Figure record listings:

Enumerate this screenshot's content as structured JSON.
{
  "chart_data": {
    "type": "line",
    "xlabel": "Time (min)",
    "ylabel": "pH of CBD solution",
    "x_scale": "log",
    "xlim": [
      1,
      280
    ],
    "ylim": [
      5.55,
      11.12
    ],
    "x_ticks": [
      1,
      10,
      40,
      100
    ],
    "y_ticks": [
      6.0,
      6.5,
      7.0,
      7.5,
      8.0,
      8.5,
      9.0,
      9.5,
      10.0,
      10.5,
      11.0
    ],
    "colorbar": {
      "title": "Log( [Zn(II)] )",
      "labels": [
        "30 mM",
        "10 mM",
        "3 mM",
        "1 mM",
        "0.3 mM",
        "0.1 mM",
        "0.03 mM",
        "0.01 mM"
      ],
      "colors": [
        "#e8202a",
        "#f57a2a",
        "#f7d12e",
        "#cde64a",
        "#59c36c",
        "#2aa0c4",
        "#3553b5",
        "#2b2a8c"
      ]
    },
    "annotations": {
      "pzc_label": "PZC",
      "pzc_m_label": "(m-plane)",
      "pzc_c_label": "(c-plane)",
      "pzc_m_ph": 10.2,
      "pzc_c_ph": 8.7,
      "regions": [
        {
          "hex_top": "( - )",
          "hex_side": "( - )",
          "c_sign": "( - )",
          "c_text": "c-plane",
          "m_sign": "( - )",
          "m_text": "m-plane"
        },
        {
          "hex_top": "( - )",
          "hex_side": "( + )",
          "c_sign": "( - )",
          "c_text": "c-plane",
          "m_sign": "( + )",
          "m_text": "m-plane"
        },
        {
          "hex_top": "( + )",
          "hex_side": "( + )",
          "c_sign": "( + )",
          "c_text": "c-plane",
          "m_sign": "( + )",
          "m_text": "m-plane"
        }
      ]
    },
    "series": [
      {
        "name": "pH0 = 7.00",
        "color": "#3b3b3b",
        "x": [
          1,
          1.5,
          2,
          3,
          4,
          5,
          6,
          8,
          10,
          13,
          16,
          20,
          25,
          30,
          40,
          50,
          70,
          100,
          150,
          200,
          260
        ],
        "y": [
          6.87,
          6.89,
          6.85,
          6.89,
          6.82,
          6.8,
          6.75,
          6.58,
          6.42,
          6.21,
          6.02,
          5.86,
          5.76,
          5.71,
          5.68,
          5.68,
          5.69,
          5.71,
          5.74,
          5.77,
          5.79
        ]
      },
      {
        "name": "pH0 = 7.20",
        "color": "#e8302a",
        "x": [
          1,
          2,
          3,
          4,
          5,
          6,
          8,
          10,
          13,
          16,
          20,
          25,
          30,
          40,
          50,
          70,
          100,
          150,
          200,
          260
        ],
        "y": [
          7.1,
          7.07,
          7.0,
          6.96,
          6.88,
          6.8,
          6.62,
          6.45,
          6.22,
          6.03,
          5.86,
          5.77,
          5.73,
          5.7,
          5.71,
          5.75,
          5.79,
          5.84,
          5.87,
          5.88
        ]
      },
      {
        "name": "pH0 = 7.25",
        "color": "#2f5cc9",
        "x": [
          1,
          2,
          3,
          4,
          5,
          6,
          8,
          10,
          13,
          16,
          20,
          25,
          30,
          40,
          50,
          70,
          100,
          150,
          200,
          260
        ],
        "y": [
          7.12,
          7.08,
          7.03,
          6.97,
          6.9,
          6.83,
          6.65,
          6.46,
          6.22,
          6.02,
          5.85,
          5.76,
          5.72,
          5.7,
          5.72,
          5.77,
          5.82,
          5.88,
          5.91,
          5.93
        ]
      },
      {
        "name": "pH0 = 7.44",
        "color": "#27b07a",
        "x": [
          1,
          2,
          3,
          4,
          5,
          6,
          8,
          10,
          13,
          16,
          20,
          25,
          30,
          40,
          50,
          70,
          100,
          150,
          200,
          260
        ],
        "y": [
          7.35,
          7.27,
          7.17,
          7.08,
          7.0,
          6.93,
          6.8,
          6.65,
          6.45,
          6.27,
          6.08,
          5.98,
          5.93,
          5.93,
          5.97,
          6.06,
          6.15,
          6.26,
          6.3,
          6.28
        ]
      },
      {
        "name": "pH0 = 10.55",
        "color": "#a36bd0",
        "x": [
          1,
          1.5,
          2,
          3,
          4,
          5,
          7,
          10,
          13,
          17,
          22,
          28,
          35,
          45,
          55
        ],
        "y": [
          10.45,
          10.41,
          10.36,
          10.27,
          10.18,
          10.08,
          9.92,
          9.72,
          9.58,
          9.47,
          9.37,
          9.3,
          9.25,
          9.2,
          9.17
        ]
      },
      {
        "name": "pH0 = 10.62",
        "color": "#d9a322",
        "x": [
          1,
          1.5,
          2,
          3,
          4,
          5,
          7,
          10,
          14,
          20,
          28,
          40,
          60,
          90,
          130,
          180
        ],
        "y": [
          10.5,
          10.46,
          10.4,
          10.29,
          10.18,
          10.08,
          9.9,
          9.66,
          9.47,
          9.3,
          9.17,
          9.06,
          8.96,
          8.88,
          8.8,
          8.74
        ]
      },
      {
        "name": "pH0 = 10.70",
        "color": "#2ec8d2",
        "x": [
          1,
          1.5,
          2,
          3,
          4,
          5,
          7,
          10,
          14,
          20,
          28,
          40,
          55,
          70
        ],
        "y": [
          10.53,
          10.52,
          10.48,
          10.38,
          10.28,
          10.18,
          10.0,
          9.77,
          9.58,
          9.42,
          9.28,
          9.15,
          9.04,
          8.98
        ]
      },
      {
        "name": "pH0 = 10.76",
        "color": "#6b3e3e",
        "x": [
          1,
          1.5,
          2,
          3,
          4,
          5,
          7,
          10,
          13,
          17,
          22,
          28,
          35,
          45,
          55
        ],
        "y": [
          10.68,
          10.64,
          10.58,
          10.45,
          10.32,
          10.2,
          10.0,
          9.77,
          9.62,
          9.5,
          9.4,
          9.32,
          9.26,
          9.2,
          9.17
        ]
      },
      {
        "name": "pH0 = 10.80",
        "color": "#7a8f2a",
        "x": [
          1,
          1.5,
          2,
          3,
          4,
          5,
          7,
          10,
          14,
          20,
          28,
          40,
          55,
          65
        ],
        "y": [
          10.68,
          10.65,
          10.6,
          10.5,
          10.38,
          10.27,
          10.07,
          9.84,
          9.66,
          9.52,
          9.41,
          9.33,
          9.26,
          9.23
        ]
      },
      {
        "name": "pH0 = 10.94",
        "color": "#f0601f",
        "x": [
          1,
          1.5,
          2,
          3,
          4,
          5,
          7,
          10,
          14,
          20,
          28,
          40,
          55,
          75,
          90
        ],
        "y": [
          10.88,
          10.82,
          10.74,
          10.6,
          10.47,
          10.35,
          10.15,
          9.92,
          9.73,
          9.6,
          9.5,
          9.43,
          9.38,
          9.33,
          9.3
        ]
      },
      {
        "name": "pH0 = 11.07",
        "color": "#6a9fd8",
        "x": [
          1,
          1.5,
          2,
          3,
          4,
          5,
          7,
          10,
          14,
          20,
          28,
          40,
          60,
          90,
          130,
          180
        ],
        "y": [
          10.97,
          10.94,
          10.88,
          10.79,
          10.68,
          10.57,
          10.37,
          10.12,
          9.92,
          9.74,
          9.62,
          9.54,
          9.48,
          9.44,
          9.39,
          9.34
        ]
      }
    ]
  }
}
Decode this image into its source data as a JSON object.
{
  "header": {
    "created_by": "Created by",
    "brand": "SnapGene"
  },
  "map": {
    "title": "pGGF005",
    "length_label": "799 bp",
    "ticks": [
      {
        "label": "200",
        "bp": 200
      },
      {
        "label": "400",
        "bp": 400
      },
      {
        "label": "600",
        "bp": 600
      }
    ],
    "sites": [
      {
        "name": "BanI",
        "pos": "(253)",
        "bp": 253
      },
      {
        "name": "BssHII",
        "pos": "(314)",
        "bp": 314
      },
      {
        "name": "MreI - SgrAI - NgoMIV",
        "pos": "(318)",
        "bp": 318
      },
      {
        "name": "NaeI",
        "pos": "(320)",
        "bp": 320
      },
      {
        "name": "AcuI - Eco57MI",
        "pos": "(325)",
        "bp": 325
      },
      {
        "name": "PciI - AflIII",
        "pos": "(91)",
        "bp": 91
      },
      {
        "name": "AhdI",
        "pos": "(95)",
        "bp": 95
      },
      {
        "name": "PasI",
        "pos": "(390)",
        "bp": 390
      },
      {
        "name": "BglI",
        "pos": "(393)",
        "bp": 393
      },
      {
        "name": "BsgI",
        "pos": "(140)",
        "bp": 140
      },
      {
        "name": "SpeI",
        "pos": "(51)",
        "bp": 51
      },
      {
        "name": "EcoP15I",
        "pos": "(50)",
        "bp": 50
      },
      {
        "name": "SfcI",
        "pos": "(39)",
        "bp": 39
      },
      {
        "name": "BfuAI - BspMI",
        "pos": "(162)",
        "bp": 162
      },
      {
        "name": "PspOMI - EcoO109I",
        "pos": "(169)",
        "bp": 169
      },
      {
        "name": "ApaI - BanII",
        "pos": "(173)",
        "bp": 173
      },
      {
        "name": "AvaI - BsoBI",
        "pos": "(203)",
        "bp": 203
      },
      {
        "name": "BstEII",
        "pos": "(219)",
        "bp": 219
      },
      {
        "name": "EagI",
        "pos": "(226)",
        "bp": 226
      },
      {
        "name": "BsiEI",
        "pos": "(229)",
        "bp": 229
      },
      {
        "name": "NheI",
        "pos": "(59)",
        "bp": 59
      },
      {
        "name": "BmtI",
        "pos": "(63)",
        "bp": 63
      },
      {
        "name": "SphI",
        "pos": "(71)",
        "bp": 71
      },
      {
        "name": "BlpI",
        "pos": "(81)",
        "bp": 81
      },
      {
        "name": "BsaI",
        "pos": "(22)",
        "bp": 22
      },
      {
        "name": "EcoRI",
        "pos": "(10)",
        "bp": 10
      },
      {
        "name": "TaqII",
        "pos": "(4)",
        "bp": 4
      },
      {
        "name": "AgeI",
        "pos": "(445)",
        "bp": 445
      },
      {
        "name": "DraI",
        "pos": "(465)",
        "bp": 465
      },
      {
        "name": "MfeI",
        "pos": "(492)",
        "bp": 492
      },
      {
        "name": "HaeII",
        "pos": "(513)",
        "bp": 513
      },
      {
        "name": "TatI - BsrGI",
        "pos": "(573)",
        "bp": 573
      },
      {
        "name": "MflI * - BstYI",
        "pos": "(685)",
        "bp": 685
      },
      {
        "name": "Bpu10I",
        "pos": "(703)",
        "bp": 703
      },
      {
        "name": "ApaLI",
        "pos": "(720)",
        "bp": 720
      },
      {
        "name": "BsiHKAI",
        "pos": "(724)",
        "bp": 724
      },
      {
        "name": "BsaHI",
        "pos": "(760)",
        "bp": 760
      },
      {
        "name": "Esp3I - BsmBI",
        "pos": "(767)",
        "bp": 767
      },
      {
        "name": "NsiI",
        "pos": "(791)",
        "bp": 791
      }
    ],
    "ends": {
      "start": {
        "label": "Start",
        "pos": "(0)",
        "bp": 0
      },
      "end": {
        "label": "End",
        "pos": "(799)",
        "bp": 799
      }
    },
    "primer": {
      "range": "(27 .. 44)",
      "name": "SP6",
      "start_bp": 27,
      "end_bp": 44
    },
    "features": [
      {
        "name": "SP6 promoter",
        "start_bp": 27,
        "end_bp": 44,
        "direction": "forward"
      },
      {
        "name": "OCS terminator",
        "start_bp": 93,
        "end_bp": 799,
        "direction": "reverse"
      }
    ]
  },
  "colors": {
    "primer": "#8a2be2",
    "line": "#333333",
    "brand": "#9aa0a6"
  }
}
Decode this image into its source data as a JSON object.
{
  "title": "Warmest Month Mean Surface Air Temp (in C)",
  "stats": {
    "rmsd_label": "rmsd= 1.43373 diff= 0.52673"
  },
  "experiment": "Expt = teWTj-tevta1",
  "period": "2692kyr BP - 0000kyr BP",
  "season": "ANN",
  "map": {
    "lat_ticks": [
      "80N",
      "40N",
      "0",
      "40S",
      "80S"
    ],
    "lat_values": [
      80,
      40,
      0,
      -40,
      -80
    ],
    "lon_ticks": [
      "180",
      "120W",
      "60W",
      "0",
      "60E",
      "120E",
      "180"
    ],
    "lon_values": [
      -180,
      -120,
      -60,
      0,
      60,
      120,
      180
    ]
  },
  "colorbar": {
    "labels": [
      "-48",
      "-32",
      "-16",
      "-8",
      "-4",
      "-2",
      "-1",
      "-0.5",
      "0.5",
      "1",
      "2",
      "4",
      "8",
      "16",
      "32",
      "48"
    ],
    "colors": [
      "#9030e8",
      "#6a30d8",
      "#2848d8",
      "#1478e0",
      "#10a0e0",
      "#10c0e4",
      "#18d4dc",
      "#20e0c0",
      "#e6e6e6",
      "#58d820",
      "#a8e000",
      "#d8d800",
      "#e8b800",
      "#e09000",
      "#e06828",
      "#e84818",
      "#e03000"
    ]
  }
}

Problem to solve:
Write out each line of the data that holds the string "direction".

Solved problem:
        "direction": "forward"
        "direction": "reverse"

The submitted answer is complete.